» **TASK DESCRIPTION**:
Your task is to transcribe the data in full.

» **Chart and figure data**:
_ _ _ _ _

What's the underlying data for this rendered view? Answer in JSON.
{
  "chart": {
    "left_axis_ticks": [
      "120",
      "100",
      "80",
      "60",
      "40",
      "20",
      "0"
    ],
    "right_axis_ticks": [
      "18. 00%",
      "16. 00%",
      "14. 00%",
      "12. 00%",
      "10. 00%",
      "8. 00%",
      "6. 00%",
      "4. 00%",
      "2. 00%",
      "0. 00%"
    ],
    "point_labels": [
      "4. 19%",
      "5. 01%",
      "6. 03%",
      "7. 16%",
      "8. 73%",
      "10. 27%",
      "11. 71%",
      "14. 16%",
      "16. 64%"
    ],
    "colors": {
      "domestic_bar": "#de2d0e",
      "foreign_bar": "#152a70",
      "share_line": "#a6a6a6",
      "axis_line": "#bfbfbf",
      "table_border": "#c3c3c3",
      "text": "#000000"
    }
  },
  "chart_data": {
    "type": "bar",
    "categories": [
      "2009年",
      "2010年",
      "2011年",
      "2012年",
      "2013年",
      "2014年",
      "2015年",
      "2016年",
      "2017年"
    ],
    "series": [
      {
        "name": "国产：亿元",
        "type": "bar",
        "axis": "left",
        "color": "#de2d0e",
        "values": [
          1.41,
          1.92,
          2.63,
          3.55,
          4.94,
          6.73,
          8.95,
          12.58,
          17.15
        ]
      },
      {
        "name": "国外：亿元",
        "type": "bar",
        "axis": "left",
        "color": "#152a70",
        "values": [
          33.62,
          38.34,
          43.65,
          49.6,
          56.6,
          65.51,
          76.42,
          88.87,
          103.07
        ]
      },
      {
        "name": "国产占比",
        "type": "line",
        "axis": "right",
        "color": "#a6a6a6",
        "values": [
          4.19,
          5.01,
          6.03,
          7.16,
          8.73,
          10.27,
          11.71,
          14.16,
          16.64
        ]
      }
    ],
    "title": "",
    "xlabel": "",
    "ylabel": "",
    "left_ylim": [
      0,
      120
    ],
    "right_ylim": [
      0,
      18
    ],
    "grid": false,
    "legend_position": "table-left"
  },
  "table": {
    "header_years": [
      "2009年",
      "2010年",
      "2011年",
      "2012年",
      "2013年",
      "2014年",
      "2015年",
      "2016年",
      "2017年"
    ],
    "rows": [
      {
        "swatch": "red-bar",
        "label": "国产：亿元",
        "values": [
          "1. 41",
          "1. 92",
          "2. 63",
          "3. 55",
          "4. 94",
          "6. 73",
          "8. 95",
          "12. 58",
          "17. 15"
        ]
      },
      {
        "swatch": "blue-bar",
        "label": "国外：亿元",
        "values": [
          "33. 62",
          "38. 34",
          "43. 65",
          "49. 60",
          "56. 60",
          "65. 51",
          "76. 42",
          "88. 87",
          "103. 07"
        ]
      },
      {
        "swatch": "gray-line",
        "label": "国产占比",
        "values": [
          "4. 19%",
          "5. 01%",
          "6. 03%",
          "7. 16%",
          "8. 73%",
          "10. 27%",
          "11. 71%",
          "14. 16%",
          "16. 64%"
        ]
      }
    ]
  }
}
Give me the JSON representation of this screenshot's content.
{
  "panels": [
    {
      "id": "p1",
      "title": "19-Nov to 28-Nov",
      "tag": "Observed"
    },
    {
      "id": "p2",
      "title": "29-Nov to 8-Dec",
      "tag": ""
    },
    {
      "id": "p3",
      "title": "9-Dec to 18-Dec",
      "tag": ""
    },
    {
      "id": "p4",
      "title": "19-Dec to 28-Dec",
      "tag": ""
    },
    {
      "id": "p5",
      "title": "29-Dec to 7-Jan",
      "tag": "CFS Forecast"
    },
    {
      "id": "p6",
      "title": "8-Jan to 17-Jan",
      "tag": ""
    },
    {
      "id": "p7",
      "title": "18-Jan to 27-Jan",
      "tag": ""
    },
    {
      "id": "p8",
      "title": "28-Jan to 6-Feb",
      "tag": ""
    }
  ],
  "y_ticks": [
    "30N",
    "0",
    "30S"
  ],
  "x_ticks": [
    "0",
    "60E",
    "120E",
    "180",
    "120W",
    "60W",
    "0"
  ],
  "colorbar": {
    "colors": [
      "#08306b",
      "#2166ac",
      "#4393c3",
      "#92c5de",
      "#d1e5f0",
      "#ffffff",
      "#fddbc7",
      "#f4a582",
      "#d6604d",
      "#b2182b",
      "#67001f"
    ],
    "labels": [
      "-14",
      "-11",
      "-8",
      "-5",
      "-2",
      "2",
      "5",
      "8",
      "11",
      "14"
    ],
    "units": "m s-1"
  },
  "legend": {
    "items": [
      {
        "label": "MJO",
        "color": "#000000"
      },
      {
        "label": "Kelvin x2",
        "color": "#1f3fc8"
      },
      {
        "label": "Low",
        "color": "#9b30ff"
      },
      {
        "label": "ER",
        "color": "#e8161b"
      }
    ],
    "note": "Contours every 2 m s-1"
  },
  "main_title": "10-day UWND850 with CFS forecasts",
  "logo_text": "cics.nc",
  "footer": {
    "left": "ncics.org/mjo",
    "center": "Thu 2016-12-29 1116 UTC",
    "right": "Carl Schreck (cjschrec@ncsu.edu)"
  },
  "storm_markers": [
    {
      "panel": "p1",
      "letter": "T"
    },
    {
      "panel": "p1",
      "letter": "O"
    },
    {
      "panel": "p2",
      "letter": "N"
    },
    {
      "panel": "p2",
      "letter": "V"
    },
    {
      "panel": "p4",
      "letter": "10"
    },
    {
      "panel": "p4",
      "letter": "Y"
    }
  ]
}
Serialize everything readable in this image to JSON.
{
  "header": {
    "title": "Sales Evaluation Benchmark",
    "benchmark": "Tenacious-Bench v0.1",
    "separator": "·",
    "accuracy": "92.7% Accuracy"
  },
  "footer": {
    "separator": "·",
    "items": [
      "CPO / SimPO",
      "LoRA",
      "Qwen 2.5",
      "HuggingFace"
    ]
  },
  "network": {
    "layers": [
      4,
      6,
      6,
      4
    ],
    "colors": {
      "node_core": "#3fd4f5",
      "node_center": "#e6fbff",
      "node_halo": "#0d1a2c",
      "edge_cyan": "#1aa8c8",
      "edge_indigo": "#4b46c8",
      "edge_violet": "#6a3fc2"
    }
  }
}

_ _ _ _ _

» **ANSWER TO THE EXERCISE**:
What's the underlying data for this rendered view? Answer in JSON.
{
  "chart": {
    "left_axis_ticks": [
      "120",
      "100",
      "80",
      "60",
      "40",
      "20",
      "0"
    ],
    "right_axis_ticks": [
      "18. 00%",
      "16. 00%",
      "14. 00%",
      "12. 00%",
      "10. 00%",
      "8. 00%",
      "6. 00%",
      "4. 00%",
      "2. 00%",
      "0. 00%"
    ],
    "point_labels": [
      "4. 19%",
      "5. 01%",
      "6. 03%",
      "7. 16%",
      "8. 73%",
      "10. 27%",
      "11. 71%",
      "14. 16%",
      "16. 64%"
    ],
    "colors": {
      "domestic_bar": "#de2d0e",
      "foreign_bar": "#152a70",
      "share_line": "#a6a6a6",
      "axis_line": "#bfbfbf",
      "table_border": "#c3c3c3",
      "text": "#000000"
    }
  },
  "chart_data": {
    "type": "bar",
    "categories": [
      "2009年",
      "2010年",
      "2011年",
      "2012年",
      "2013年",
      "2014年",
      "2015年",
      "2016年",
      "2017年"
    ],
    "series": [
      {
        "name": "国产：亿元",
        "type": "bar",
        "axis": "left",
        "color": "#de2d0e",
        "values": [
          1.41,
          1.92,
          2.63,
          3.55,
          4.94,
          6.73,
          8.95,
          12.58,
          17.15
        ]
      },
      {
        "name": "国外：亿元",
        "type": "bar",
        "axis": "left",
        "color": "#152a70",
        "values": [
          33.62,
          38.34,
          43.65,
          49.6,
          56.6,
          65.51,
          76.42,
          88.87,
          103.07
        ]
      },
      {
        "name": "国产占比",
        "type": "line",
        "axis": "right",
        "color": "#a6a6a6",
        "values": [
          4.19,
          5.01,
          6.03,
          7.16,
          8.73,
          10.27,
          11.71,
          14.16,
          16.64
        ]
      }
    ],
    "title": "",
    "xlabel": "",
    "ylabel": "",
    "left_ylim": [
      0,
      120
    ],
    "right_ylim": [
      0,
      18
    ],
    "grid": false,
    "legend_position": "table-left"
  },
  "table": {
    "header_years": [
      "2009年",
      "2010年",
      "2011年",
      "2012年",
      "2013年",
      "2014年",
      "2015年",
      "2016年",
      "2017年"
    ],
    "rows": [
      {
        "swatch": "red-bar",
        "label": "国产：亿元",
        "values": [
          "1. 41",
          "1. 92",
          "2. 63",
          "3. 55",
          "4. 94",
          "6. 73",
          "8. 95",
          "12. 58",
          "17. 15"
        ]
      },
      {
        "swatch": "blue-bar",
        "label": "国外：亿元",
        "values": [
          "33. 62",
          "38. 34",
          "43. 65",
          "49. 60",
          "56. 60",
          "65. 51",
          "76. 42",
          "88. 87",
          "103. 07"
        ]
      },
      {
        "swatch": "gray-line",
        "label": "国产占比",
        "values": [
          "4. 19%",
          "5. 01%",
          "6. 03%",
          "7. 16%",
          "8. 73%",
          "10. 27%",
          "11. 71%",
          "14. 16%",
          "16. 64%"
        ]
      }
    ]
  }
}
Give me the JSON representation of this screenshot's content.
{
  "panels": [
    {
      "id": "p1",
      "title": "19-Nov to 28-Nov",
      "tag": "Observed"
    },
    {
      "id": "p2",
      "title": "29-Nov to 8-Dec",
      "tag": ""
    },
    {
      "id": "p3",
      "title": "9-Dec to 18-Dec",
      "tag": ""
    },
    {
      "id": "p4",
      "title": "19-Dec to 28-Dec",
      "tag": ""
    },
    {
      "id": "p5",
      "title": "29-Dec to 7-Jan",
      "tag": "CFS Forecast"
    },
    {
      "id": "p6",
      "title": "8-Jan to 17-Jan",
      "tag": ""
    },
    {
      "id": "p7",
      "title": "18-Jan to 27-Jan",
      "tag": ""
    },
    {
      "id": "p8",
      "title": "28-Jan to 6-Feb",
      "tag": ""
    }
  ],
  "y_ticks": [
    "30N",
    "0",
    "30S"
  ],
  "x_ticks": [
    "0",
    "60E",
    "120E",
    "180",
    "120W",
    "60W",
    "0"
  ],
  "colorbar": {
    "colors": [
      "#08306b",
      "#2166ac",
      "#4393c3",
      "#92c5de",
      "#d1e5f0",
      "#ffffff",
      "#fddbc7",
      "#f4a582",
      "#d6604d",
      "#b2182b",
      "#67001f"
    ],
    "labels": [
      "-14",
      "-11",
      "-8",
      "-5",
      "-2",
      "2",
      "5",
      "8",
      "11",
      "14"
    ],
    "units": "m s-1"
  },
  "legend": {
    "items": [
      {
        "label": "MJO",
        "color": "#000000"
      },
      {
        "label": "Kelvin x2",
        "color": "#1f3fc8"
      },
      {
        "label": "Low",
        "color": "#9b30ff"
      },
      {
        "label": "ER",
        "color": "#e8161b"
      }
    ],
    "note": "Contours every 2 m s-1"
  },
  "main_title": "10-day UWND850 with CFS forecasts",
  "logo_text": "cics.nc",
  "footer": {
    "left": "ncics.org/mjo",
    "center": "Thu 2016-12-29 1116 UTC",
    "right": "Carl Schreck (cjschrec@ncsu.edu)"
  },
  "storm_markers": [
    {
      "panel": "p1",
      "letter": "T"
    },
    {
      "panel": "p1",
      "letter": "O"
    },
    {
      "panel": "p2",
      "letter": "N"
    },
    {
      "panel": "p2",
      "letter": "V"
    },
    {
      "panel": "p4",
      "letter": "10"
    },
    {
      "panel": "p4",
      "letter": "Y"
    }
  ]
}
Serialize everything readable in this image to JSON.
{
  "header": {
    "title": "Sales Evaluation Benchmark",
    "benchmark": "Tenacious-Bench v0.1",
    "separator": "·",
    "accuracy": "92.7% Accuracy"
  },
  "footer": {
    "separator": "·",
    "items": [
      "CPO / SimPO",
      "LoRA",
      "Qwen 2.5",
      "HuggingFace"
    ]
  },
  "network": {
    "layers": [
      4,
      6,
      6,
      4
    ],
    "colors": {
      "node_core": "#3fd4f5",
      "node_center": "#e6fbff",
      "node_halo": "#0d1a2c",
      "edge_cyan": "#1aa8c8",
      "edge_indigo": "#4b46c8",
      "edge_violet": "#6a3fc2"
    }
  }
}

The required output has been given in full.